Task brief ->
Find the string "Целью" in the entries and copy each line that has it.

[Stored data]
>>>>

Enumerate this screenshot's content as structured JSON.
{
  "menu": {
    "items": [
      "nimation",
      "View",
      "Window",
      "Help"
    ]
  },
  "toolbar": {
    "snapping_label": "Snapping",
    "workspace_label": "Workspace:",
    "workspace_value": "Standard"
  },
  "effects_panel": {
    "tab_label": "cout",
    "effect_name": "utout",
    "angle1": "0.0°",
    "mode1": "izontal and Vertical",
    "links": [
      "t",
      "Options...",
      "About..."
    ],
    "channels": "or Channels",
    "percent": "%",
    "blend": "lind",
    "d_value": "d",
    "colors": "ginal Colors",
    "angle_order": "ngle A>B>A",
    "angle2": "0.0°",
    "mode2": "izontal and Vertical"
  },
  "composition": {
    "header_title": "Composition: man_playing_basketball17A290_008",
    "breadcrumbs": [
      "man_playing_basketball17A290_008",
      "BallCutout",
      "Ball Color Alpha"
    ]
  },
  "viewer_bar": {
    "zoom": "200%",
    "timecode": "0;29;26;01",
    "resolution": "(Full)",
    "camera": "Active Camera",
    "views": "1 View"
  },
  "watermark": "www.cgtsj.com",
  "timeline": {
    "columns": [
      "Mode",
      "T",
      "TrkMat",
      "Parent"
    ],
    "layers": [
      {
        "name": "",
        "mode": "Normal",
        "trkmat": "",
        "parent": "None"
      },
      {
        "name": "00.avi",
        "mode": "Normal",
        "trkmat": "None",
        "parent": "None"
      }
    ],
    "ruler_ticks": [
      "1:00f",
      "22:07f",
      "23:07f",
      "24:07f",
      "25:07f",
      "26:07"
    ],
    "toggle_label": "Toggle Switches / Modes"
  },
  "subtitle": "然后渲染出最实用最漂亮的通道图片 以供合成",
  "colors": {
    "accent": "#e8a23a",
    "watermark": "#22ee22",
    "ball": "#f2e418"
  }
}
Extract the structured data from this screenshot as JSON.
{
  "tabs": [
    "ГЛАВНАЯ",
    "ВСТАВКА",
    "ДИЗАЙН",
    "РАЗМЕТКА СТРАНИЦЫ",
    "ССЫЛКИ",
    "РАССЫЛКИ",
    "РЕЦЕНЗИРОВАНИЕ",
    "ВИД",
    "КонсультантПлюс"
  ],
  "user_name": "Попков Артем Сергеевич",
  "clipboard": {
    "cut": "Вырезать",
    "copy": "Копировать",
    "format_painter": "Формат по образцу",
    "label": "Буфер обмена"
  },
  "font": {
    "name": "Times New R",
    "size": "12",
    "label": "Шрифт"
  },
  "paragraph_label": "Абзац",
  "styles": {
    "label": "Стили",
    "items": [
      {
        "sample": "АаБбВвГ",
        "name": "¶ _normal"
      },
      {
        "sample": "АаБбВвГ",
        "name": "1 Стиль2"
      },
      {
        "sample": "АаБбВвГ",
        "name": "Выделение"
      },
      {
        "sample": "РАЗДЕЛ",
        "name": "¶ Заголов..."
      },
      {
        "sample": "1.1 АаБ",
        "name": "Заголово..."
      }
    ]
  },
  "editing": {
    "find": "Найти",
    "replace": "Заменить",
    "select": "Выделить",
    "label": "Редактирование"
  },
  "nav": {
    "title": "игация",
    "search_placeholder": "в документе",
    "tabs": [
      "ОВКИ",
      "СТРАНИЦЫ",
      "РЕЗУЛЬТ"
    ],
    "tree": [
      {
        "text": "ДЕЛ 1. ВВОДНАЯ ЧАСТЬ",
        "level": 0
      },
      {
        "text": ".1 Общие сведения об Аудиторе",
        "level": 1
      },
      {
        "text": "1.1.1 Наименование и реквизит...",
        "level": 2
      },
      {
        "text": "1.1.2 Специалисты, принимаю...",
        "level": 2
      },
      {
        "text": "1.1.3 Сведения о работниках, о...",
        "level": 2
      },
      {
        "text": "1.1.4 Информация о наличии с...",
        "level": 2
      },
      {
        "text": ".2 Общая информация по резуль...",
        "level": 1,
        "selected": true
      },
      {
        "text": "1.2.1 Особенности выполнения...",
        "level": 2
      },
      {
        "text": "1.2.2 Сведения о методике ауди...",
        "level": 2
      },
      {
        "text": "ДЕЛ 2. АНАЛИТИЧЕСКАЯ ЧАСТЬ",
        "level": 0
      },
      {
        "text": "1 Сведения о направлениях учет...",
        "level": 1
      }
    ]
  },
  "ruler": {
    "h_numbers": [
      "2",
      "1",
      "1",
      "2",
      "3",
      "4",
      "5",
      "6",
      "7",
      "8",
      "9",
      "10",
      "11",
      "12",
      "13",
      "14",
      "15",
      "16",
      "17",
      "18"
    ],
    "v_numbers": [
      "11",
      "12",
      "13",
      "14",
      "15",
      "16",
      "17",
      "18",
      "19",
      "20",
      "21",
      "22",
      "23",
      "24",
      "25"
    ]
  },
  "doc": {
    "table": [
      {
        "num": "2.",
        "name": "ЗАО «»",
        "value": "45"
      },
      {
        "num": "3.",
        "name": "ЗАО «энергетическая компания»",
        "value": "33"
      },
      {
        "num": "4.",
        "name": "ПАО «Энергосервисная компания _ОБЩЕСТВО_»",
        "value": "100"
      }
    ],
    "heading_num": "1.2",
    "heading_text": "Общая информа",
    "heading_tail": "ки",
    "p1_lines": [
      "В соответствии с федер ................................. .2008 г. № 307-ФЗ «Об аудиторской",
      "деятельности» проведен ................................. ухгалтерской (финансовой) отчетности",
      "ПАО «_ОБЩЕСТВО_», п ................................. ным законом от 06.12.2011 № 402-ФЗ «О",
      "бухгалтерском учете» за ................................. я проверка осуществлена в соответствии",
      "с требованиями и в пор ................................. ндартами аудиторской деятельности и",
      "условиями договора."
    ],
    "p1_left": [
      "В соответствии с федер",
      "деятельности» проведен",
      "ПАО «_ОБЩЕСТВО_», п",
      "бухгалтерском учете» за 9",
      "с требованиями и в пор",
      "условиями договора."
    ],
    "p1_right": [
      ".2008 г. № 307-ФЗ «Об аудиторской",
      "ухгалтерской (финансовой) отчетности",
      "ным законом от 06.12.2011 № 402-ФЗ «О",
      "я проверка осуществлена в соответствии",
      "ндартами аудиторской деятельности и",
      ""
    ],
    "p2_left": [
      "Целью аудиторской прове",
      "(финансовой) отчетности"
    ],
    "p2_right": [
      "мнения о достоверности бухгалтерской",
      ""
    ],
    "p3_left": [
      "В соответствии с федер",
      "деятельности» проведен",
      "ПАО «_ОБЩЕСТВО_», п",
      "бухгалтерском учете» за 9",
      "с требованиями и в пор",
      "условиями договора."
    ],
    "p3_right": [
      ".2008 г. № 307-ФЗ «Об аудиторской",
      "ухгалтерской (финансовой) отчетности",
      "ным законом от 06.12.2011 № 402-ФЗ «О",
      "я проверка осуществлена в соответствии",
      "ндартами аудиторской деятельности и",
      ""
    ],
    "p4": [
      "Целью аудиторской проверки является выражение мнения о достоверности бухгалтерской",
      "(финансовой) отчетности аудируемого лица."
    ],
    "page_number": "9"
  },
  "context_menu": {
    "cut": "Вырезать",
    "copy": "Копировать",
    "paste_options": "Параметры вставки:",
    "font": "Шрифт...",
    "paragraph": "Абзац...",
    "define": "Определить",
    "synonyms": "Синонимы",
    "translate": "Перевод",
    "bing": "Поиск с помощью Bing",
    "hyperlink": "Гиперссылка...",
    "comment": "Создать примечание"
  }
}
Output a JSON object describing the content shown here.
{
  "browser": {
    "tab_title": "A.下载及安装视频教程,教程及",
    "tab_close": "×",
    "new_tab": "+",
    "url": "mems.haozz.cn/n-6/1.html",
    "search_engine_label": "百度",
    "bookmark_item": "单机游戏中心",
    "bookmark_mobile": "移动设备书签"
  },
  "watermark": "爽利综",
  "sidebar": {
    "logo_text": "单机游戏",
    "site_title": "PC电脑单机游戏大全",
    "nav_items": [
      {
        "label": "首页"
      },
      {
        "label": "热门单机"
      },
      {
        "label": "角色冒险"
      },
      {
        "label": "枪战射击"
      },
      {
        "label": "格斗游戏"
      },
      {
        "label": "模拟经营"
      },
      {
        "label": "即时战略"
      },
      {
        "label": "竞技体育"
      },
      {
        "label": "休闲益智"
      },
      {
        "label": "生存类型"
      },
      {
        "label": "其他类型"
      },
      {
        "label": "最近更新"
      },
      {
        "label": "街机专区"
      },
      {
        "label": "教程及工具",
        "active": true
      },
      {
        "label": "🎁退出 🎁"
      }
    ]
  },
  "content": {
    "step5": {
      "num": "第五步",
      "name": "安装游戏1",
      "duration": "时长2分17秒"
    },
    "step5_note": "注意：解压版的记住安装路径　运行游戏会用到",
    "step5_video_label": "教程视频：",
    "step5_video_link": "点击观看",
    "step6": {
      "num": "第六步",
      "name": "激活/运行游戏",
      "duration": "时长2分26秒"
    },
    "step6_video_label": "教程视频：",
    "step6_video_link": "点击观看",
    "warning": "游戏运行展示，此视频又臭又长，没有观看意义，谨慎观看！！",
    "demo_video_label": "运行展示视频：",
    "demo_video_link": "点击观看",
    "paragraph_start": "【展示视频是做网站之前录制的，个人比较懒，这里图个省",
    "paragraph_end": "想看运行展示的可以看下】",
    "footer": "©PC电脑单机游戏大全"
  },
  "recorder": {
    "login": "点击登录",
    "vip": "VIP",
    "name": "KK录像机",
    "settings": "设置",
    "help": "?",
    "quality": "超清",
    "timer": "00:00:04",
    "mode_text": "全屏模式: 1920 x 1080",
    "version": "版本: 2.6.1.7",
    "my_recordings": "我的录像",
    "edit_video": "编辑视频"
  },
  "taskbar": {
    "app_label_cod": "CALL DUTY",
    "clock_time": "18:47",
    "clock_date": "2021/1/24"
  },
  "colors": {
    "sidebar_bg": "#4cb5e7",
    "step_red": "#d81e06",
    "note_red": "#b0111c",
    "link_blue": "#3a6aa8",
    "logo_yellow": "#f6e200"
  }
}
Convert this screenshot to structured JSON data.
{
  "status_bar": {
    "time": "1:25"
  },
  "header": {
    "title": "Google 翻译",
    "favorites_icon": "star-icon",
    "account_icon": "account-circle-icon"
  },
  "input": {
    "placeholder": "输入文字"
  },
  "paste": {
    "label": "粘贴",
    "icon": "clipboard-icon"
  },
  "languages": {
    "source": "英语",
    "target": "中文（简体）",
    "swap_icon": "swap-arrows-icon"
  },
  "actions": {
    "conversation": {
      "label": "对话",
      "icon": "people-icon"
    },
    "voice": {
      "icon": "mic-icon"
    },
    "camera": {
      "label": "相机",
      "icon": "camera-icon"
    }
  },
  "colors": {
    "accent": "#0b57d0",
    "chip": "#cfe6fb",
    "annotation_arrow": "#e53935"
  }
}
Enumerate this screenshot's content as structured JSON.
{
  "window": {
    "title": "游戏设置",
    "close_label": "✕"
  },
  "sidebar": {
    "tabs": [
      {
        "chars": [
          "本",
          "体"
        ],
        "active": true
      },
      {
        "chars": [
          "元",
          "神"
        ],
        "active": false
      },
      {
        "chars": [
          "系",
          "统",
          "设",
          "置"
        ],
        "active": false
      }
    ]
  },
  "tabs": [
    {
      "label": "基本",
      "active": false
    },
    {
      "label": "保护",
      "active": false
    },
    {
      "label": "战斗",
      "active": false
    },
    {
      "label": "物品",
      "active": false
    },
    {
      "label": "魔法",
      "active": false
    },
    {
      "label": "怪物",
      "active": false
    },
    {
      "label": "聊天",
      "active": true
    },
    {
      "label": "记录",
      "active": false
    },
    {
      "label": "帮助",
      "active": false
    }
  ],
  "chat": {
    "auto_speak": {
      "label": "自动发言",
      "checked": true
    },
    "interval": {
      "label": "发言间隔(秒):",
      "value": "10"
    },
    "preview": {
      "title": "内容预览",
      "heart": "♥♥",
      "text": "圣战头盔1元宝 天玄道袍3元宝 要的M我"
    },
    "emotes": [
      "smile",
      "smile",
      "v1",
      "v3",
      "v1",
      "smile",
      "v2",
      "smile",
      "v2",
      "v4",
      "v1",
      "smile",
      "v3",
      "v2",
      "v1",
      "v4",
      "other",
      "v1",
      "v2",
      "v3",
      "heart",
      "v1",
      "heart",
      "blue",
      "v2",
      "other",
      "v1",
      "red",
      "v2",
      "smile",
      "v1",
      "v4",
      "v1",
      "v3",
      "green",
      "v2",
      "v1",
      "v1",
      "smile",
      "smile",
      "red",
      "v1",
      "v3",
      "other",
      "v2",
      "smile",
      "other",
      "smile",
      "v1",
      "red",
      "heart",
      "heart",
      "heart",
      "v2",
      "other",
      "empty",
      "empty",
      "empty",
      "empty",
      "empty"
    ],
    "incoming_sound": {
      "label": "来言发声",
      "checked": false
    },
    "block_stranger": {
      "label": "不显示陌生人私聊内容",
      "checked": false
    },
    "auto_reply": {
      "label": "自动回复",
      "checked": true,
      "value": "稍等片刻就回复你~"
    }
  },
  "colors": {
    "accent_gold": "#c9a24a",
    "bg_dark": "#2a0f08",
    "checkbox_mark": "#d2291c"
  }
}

<<<<

In response ->
      "Целью аудиторской прове",
      "Целью аудиторской проверки является выражение мнения о достоверности бухгалтерской",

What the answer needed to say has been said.